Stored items
+-------+
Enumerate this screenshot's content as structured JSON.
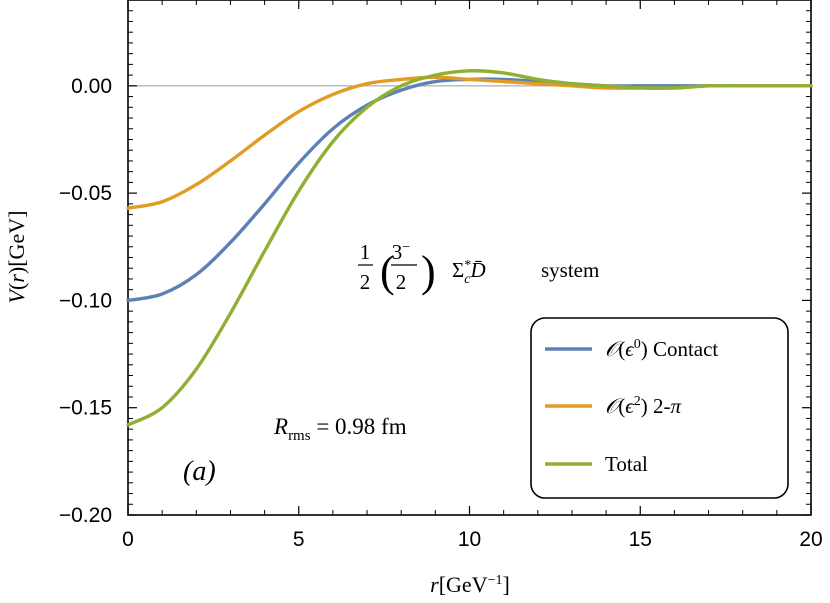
{
  "chart_data": {
    "type": "line",
    "xlabel": "r[GeV⁻¹]",
    "ylabel": "V(r)[GeV]",
    "xlim": [
      0,
      20
    ],
    "ylim": [
      -0.2,
      0.04
    ],
    "x_ticks": [
      0,
      5,
      10,
      15,
      20
    ],
    "x_tick_labels": [
      "0",
      "5",
      "10",
      "15",
      "20"
    ],
    "y_ticks": [
      0.0,
      -0.05,
      -0.1,
      -0.15,
      -0.2
    ],
    "y_tick_labels": [
      "0.00",
      "−0.05",
      "−0.10",
      "−0.15",
      "−0.20"
    ],
    "zero_line": true,
    "grid": false,
    "legend_position": "bottom-right",
    "series": [
      {
        "name": "𝒪(ϵ⁰) Contact",
        "color": "#5e81b5",
        "x": [
          0,
          1,
          2,
          3,
          4,
          5,
          6,
          7,
          8,
          9,
          10,
          11,
          12,
          13,
          14,
          15,
          16,
          17,
          18,
          19,
          20
        ],
        "y": [
          -0.1,
          -0.097,
          -0.088,
          -0.073,
          -0.055,
          -0.036,
          -0.02,
          -0.009,
          -0.002,
          0.002,
          0.003,
          0.003,
          0.002,
          0.001,
          0.0,
          0.0,
          0.0,
          0.0,
          0.0,
          0.0,
          0.0
        ]
      },
      {
        "name": "𝒪(ϵ²) 2-π",
        "color": "#e19c24",
        "x": [
          0,
          1,
          2,
          3,
          4,
          5,
          6,
          7,
          8,
          9,
          10,
          11,
          12,
          13,
          14,
          15,
          16,
          17,
          18,
          19,
          20
        ],
        "y": [
          -0.057,
          -0.054,
          -0.046,
          -0.035,
          -0.023,
          -0.012,
          -0.004,
          0.001,
          0.003,
          0.004,
          0.003,
          0.002,
          0.001,
          0.0,
          -0.001,
          -0.001,
          -0.001,
          0.0,
          0.0,
          0.0,
          0.0
        ]
      },
      {
        "name": "Total",
        "color": "#8fb032",
        "x": [
          0,
          1,
          2,
          3,
          4,
          5,
          6,
          7,
          8,
          9,
          10,
          11,
          12,
          13,
          14,
          15,
          16,
          17,
          18,
          19,
          20
        ],
        "y": [
          -0.158,
          -0.15,
          -0.132,
          -0.106,
          -0.077,
          -0.049,
          -0.026,
          -0.01,
          0.0,
          0.005,
          0.007,
          0.006,
          0.003,
          0.001,
          0.0,
          -0.001,
          -0.001,
          0.0,
          0.0,
          0.0,
          0.0
        ]
      }
    ],
    "annotations": {
      "system_label": "system",
      "rms_label": "R_rms = 0.98 fm",
      "panel_label": "(a)"
    }
  }
}
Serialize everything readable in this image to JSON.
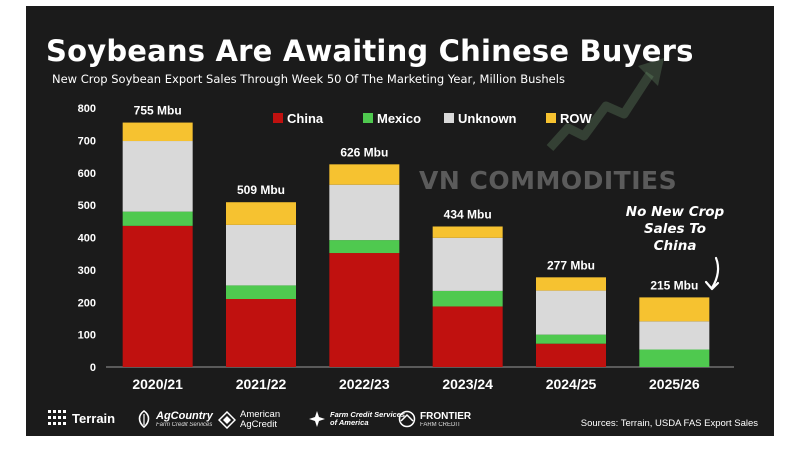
+-------+
Transcribe all of the entries word for word, but skip any pictures they contain.

Enumerate this screenshot's content as structured JSON.
{
  "chart_data": {
    "type": "line",
    "xlabel": "r[GeV⁻¹]",
    "ylabel": "V(r)[GeV]",
    "xlim": [
      0,
      20
    ],
    "ylim": [
      -0.2,
      0.04
    ],
    "x_ticks": [
      0,
      5,
      10,
      15,
      20
    ],
    "x_tick_labels": [
      "0",
      "5",
      "10",
      "15",
      "20"
    ],
    "y_ticks": [
      0.0,
      -0.05,
      -0.1,
      -0.15,
      -0.2
    ],
    "y_tick_labels": [
      "0.00",
      "−0.05",
      "−0.10",
      "−0.15",
      "−0.20"
    ],
    "zero_line": true,
    "grid": false,
    "legend_position": "bottom-right",
    "series": [
      {
        "name": "𝒪(ϵ⁰) Contact",
        "color": "#5e81b5",
        "x": [
          0,
          1,
          2,
          3,
          4,
          5,
          6,
          7,
          8,
          9,
          10,
          11,
          12,
          13,
          14,
          15,
          16,
          17,
          18,
          19,
          20
        ],
        "y": [
          -0.1,
          -0.097,
          -0.088,
          -0.073,
          -0.055,
          -0.036,
          -0.02,
          -0.009,
          -0.002,
          0.002,
          0.003,
          0.003,
          0.002,
          0.001,
          0.0,
          0.0,
          0.0,
          0.0,
          0.0,
          0.0,
          0.0
        ]
      },
      {
        "name": "𝒪(ϵ²) 2-π",
        "color": "#e19c24",
        "x": [
          0,
          1,
          2,
          3,
          4,
          5,
          6,
          7,
          8,
          9,
          10,
          11,
          12,
          13,
          14,
          15,
          16,
          17,
          18,
          19,
          20
        ],
        "y": [
          -0.057,
          -0.054,
          -0.046,
          -0.035,
          -0.023,
          -0.012,
          -0.004,
          0.001,
          0.003,
          0.004,
          0.003,
          0.002,
          0.001,
          0.0,
          -0.001,
          -0.001,
          -0.001,
          0.0,
          0.0,
          0.0,
          0.0
        ]
      },
      {
        "name": "Total",
        "color": "#8fb032",
        "x": [
          0,
          1,
          2,
          3,
          4,
          5,
          6,
          7,
          8,
          9,
          10,
          11,
          12,
          13,
          14,
          15,
          16,
          17,
          18,
          19,
          20
        ],
        "y": [
          -0.158,
          -0.15,
          -0.132,
          -0.106,
          -0.077,
          -0.049,
          -0.026,
          -0.01,
          0.0,
          0.005,
          0.007,
          0.006,
          0.003,
          0.001,
          0.0,
          -0.001,
          -0.001,
          0.0,
          0.0,
          0.0,
          0.0
        ]
      }
    ],
    "annotations": {
      "system_label": "system",
      "rms_label": "R_rms = 0.98 fm",
      "panel_label": "(a)"
    }
  }
}
Serialize everything readable in this image to JSON.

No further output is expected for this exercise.